[START DATA LINES]

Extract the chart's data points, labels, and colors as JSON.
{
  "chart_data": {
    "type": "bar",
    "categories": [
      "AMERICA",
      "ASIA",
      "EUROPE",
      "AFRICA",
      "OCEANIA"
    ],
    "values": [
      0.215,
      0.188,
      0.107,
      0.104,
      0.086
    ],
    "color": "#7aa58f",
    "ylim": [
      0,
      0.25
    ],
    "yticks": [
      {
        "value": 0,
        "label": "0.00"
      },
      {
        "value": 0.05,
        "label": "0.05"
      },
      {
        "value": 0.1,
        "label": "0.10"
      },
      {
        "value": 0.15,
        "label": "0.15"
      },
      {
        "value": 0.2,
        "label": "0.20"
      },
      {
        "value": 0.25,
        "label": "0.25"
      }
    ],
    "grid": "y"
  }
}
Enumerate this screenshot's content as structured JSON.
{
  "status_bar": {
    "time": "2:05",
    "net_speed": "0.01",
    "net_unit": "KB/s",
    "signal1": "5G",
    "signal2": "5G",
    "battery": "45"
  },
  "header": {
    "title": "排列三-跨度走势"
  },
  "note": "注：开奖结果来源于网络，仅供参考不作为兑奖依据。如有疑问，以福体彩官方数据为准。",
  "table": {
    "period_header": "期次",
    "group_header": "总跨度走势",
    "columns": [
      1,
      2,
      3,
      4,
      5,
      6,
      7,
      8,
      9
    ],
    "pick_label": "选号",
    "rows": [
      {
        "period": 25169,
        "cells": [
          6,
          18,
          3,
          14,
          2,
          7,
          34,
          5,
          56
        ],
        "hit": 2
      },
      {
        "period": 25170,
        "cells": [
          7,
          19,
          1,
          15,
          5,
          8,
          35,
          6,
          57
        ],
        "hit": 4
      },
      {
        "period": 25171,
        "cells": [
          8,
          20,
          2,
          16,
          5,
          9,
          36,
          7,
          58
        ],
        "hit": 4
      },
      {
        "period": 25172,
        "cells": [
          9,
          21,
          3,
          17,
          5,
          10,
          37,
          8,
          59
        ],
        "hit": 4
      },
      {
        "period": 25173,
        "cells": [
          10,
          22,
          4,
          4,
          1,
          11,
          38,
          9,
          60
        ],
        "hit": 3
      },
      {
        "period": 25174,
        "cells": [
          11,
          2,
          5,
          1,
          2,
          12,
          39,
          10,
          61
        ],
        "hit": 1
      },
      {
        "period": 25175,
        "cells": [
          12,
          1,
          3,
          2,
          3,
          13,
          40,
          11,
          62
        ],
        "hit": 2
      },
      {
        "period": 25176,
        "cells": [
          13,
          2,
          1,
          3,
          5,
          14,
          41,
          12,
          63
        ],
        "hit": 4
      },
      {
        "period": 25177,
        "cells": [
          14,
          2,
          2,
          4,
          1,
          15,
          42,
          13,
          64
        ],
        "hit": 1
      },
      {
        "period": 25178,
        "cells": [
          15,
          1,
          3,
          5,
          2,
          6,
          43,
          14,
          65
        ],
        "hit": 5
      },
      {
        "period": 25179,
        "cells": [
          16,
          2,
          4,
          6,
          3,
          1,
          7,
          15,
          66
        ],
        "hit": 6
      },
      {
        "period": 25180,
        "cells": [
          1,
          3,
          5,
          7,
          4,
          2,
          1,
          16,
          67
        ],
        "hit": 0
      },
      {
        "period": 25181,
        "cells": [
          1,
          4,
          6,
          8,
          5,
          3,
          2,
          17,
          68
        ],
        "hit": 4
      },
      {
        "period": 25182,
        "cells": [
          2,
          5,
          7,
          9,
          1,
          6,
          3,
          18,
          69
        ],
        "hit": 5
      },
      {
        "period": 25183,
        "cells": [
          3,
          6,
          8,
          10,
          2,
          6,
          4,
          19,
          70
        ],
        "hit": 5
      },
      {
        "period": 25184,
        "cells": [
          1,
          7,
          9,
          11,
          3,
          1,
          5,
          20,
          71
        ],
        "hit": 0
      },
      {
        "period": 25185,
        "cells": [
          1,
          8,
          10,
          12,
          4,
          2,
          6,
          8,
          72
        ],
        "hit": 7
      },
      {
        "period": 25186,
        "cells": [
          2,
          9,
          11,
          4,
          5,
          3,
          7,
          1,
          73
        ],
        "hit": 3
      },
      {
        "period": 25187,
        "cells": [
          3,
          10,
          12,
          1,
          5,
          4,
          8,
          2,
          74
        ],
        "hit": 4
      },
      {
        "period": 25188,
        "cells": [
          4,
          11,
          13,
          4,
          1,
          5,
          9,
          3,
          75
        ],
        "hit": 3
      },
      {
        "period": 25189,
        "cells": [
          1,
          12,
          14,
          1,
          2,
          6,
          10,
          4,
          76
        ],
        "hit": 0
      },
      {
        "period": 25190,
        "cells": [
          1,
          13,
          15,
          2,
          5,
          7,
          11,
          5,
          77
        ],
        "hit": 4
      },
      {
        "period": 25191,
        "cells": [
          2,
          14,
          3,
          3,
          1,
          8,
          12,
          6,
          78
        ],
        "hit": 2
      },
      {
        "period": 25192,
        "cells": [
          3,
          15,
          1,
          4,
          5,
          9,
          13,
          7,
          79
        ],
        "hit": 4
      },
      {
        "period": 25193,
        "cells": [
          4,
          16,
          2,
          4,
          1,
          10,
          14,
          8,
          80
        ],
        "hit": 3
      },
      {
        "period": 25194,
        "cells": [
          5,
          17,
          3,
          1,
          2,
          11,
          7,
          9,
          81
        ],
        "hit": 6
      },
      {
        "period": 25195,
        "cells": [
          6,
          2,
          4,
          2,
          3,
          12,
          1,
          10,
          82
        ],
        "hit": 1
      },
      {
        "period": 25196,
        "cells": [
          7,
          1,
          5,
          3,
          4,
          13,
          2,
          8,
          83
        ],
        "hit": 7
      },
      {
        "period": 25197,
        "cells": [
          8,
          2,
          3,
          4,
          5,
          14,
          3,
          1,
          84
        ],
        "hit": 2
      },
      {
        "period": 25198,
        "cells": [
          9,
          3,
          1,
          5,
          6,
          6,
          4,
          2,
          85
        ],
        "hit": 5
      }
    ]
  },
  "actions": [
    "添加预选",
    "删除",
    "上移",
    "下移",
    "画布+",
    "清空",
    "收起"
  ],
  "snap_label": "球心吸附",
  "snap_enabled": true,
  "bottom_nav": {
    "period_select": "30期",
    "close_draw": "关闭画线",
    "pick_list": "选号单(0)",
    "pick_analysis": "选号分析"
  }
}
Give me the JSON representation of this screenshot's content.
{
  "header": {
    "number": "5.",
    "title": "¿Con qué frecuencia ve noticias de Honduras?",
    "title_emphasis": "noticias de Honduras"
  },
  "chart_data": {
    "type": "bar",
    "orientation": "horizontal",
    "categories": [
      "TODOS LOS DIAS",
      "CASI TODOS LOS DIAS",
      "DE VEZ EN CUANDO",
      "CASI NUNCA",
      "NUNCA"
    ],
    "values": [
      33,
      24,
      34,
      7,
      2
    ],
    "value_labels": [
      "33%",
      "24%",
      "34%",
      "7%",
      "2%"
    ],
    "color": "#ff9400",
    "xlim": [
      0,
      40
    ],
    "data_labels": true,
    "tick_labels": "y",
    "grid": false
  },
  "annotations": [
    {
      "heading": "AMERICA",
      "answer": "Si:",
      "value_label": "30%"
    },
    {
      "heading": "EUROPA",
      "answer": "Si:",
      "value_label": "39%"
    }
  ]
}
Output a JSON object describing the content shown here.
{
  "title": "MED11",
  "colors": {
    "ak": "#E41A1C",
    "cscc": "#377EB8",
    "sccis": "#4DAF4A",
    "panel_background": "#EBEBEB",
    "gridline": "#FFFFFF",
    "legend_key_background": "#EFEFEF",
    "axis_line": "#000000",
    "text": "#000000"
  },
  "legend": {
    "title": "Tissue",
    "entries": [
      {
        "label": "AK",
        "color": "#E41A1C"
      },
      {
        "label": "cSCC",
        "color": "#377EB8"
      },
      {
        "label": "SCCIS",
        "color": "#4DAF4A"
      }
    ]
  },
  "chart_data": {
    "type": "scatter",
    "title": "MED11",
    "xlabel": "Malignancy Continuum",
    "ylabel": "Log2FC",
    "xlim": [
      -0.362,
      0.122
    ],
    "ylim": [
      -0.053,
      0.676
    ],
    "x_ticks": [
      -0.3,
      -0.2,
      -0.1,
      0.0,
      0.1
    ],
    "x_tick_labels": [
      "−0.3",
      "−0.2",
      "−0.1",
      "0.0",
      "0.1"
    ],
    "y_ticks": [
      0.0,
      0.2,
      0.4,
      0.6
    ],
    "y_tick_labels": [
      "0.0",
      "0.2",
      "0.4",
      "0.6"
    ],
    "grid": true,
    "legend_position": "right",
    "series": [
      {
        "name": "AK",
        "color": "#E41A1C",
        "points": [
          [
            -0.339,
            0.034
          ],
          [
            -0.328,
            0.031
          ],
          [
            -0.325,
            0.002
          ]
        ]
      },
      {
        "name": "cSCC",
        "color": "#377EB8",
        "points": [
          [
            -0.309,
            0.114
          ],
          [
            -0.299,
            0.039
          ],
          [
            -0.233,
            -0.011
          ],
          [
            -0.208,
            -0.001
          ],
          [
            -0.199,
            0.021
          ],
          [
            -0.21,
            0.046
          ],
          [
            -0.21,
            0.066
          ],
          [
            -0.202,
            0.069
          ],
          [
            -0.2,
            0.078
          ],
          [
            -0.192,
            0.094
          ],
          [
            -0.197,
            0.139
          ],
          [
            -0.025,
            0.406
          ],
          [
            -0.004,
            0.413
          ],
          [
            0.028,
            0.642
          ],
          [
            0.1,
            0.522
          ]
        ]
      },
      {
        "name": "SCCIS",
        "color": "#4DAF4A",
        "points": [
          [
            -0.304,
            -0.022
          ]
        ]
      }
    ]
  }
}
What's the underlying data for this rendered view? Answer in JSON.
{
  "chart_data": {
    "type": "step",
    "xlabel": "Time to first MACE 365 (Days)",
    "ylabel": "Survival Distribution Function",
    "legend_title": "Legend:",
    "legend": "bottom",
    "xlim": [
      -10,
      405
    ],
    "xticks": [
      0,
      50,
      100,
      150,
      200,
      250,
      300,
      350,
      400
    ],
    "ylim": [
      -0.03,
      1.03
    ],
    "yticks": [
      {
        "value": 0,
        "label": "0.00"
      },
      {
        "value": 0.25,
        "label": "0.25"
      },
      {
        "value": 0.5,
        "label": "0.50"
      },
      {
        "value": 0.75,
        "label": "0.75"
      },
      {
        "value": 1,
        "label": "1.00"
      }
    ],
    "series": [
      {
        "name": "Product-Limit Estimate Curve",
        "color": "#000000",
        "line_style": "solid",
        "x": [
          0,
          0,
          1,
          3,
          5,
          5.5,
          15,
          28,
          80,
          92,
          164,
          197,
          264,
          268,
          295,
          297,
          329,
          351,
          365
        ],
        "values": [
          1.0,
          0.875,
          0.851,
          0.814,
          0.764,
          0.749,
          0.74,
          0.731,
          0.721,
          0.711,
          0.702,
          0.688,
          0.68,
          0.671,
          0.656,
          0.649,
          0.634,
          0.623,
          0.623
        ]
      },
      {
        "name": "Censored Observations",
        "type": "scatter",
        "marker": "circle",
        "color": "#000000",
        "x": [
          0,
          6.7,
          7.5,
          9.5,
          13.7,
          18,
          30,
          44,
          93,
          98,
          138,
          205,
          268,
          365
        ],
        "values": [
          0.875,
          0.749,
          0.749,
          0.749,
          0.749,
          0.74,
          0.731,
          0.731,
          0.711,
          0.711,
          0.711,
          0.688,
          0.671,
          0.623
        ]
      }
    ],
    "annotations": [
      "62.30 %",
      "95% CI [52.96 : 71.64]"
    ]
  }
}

[END DATA LINES]

◆ DIRECTIONS FOR THIS TASK
Copy all lines from the data that hold the word "true".

◆ RESPONSE
  "snap_enabled": true,
    "data_labels": true,
    "grid": true,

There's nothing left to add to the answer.